╭─ MATERIAL SUPPLIED

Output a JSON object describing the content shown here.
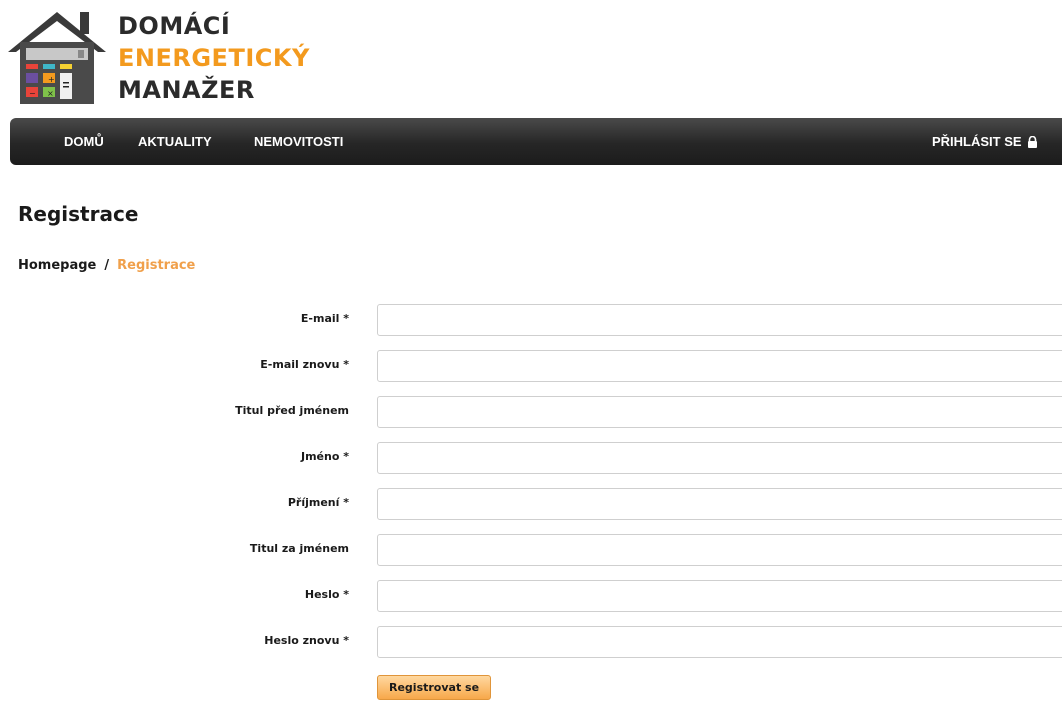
{
  "logo": {
    "line1": "DOMÁCÍ",
    "line2": "ENERGETICKÝ",
    "line3": "MANAŽER",
    "icon": "house-calculator-logo"
  },
  "nav": {
    "items": [
      {
        "label": "DOMŮ"
      },
      {
        "label": "AKTUALITY"
      },
      {
        "label": "NEMOVITOSTI"
      }
    ],
    "login_label": "PŘIHLÁSIT SE",
    "login_icon": "lock-icon"
  },
  "page": {
    "title": "Registrace"
  },
  "breadcrumb": {
    "home": "Homepage",
    "separator": "/",
    "current": "Registrace"
  },
  "form": {
    "fields": [
      {
        "label": "E-mail *",
        "value": ""
      },
      {
        "label": "E-mail znovu *",
        "value": ""
      },
      {
        "label": "Titul před jménem",
        "value": ""
      },
      {
        "label": "Jméno *",
        "value": ""
      },
      {
        "label": "Příjmení *",
        "value": ""
      },
      {
        "label": "Titul za jménem",
        "value": ""
      },
      {
        "label": "Heslo *",
        "value": ""
      },
      {
        "label": "Heslo znovu *",
        "value": ""
      }
    ],
    "submit_label": "Registrovat se"
  },
  "colors": {
    "accent": "#f39a1e",
    "nav_bg": "#262626",
    "button": "#f7a84a"
  }
}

╰─

## YOUR OBJECTIVE
Transcribe the records word for word and include no pictures.

## COMPLETE ANSWER
Output a JSON object describing the content shown here.
{
  "logo": {
    "line1": "DOMÁCÍ",
    "line2": "ENERGETICKÝ",
    "line3": "MANAŽER",
    "icon": "house-calculator-logo"
  },
  "nav": {
    "items": [
      {
        "label": "DOMŮ"
      },
      {
        "label": "AKTUALITY"
      },
      {
        "label": "NEMOVITOSTI"
      }
    ],
    "login_label": "PŘIHLÁSIT SE",
    "login_icon": "lock-icon"
  },
  "page": {
    "title": "Registrace"
  },
  "breadcrumb": {
    "home": "Homepage",
    "separator": "/",
    "current": "Registrace"
  },
  "form": {
    "fields": [
      {
        "label": "E-mail *",
        "value": ""
      },
      {
        "label": "E-mail znovu *",
        "value": ""
      },
      {
        "label": "Titul před jménem",
        "value": ""
      },
      {
        "label": "Jméno *",
        "value": ""
      },
      {
        "label": "Příjmení *",
        "value": ""
      },
      {
        "label": "Titul za jménem",
        "value": ""
      },
      {
        "label": "Heslo *",
        "value": ""
      },
      {
        "label": "Heslo znovu *",
        "value": ""
      }
    ],
    "submit_label": "Registrovat se"
  },
  "colors": {
    "accent": "#f39a1e",
    "nav_bg": "#262626",
    "button": "#f7a84a"
  }
}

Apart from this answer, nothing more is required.